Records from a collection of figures
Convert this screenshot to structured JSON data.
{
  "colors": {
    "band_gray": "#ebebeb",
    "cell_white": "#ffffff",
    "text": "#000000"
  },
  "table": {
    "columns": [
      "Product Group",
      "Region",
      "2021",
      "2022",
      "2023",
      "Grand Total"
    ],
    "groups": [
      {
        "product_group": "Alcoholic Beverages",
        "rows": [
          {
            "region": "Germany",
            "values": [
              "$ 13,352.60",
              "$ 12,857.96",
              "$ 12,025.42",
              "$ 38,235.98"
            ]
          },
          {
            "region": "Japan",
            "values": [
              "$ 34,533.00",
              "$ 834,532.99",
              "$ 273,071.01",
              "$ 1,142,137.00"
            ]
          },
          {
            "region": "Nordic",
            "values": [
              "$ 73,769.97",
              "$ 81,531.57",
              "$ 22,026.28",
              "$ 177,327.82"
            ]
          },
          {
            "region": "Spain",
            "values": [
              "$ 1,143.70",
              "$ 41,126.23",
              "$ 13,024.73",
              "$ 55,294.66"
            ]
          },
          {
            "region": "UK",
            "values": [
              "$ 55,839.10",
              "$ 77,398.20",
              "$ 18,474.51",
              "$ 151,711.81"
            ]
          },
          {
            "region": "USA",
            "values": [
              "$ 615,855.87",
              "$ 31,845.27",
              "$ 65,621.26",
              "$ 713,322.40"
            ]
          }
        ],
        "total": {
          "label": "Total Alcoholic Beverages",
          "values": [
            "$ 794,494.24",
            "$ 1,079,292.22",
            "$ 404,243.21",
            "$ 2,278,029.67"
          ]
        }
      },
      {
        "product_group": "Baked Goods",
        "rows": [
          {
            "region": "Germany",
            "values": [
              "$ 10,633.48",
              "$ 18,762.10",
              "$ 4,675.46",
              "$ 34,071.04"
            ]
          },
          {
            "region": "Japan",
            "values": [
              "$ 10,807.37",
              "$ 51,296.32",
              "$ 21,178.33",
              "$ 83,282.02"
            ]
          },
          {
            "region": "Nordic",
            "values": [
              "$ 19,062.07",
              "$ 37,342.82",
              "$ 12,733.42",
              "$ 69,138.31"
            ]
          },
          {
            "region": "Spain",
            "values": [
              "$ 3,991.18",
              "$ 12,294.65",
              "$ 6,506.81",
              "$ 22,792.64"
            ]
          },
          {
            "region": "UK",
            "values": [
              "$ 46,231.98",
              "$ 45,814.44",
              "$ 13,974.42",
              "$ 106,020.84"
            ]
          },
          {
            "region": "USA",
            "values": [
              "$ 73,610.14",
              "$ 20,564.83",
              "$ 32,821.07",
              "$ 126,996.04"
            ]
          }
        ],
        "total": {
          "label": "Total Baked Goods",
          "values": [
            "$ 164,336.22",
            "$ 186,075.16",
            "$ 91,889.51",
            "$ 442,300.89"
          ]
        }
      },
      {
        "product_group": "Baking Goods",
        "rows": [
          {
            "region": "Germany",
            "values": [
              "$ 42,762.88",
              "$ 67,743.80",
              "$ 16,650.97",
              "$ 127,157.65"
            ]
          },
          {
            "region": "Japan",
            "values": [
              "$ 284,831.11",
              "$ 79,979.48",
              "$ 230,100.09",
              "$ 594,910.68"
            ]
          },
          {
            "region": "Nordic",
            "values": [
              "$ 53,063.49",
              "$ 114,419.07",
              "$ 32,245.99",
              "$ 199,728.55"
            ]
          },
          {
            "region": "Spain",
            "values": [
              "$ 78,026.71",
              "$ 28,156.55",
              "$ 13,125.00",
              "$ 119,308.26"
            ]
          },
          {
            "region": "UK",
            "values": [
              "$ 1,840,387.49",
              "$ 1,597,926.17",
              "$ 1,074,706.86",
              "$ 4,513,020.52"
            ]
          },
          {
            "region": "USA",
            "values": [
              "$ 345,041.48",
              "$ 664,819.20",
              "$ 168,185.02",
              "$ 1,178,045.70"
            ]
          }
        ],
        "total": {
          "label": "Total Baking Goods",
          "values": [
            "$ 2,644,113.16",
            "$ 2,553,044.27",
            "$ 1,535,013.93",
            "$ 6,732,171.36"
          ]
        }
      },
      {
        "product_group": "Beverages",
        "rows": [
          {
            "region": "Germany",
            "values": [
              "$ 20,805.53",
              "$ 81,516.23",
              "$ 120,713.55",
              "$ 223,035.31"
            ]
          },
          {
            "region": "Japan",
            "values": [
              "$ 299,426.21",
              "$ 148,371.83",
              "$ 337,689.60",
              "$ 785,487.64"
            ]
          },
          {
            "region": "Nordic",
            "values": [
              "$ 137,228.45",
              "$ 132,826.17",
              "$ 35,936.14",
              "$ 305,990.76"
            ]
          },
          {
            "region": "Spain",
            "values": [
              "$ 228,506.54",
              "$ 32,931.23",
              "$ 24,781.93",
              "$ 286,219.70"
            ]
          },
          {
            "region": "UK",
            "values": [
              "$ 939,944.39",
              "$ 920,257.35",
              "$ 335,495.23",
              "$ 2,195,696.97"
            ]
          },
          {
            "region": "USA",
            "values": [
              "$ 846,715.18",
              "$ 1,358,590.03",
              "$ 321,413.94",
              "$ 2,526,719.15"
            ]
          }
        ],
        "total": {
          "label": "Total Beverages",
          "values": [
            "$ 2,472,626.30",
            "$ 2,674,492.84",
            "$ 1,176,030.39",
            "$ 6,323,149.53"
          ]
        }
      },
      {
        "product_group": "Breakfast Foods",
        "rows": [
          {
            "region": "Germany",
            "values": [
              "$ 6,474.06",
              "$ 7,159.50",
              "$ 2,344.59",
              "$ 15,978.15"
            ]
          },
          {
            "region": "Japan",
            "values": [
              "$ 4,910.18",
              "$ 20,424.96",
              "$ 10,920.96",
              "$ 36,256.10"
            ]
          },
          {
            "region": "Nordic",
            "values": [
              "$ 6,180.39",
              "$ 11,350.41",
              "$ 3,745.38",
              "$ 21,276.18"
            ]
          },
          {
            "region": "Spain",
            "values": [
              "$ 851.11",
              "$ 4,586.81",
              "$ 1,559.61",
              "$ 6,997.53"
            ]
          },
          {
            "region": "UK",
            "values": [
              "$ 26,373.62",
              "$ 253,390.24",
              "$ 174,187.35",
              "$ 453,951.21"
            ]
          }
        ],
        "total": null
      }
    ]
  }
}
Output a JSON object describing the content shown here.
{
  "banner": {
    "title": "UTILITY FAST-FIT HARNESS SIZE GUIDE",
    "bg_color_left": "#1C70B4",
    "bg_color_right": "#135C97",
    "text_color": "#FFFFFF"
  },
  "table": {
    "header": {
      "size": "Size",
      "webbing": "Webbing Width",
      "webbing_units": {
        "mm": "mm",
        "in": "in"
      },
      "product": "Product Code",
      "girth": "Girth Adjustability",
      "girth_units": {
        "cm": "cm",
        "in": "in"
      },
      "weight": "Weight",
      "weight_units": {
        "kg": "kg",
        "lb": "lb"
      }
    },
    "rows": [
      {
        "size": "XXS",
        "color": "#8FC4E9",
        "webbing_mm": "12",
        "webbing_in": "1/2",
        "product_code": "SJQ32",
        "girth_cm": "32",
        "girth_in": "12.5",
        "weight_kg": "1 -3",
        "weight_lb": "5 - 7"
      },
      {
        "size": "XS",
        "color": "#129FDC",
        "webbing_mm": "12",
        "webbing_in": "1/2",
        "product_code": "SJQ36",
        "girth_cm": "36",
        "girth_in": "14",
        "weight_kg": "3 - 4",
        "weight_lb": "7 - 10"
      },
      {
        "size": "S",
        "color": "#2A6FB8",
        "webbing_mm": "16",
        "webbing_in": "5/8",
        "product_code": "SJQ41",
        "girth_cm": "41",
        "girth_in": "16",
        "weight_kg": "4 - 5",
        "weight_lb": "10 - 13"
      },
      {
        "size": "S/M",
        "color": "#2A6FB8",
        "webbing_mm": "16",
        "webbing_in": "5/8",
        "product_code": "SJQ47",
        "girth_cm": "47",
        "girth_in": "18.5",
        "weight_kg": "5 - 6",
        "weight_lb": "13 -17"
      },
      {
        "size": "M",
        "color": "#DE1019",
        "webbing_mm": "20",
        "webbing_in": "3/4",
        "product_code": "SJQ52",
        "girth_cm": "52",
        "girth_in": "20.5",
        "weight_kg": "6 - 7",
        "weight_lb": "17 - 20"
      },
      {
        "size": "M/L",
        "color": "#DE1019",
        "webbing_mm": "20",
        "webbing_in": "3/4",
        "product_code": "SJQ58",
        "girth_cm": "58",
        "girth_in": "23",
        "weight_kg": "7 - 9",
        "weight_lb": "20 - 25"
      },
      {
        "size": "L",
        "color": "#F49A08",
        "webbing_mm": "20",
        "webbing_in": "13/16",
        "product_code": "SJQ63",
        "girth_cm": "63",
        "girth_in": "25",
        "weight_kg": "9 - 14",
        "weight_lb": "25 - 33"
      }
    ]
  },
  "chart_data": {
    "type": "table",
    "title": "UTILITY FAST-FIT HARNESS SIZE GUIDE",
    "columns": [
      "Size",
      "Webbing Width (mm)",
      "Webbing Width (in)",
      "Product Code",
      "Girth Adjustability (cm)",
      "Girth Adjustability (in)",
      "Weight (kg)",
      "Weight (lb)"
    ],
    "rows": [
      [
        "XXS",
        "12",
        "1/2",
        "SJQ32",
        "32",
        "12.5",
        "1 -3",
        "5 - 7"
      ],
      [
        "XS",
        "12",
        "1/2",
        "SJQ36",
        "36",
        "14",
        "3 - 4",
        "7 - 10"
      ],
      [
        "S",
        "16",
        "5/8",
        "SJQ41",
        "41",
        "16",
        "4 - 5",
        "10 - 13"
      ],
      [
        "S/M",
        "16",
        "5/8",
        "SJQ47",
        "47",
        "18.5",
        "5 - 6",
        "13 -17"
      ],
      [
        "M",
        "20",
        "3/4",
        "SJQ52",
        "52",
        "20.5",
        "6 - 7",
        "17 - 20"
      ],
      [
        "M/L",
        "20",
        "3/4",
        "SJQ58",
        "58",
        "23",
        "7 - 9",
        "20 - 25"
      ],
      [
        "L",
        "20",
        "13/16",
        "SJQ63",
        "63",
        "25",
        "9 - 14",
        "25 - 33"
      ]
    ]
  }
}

| STATED TASK |
Identify each line in the records above containing the word "Alcoholic"; copy those lines.

| FULL OUTPUT |
        "product_group": "Alcoholic Beverages",
          "label": "Total Alcoholic Beverages",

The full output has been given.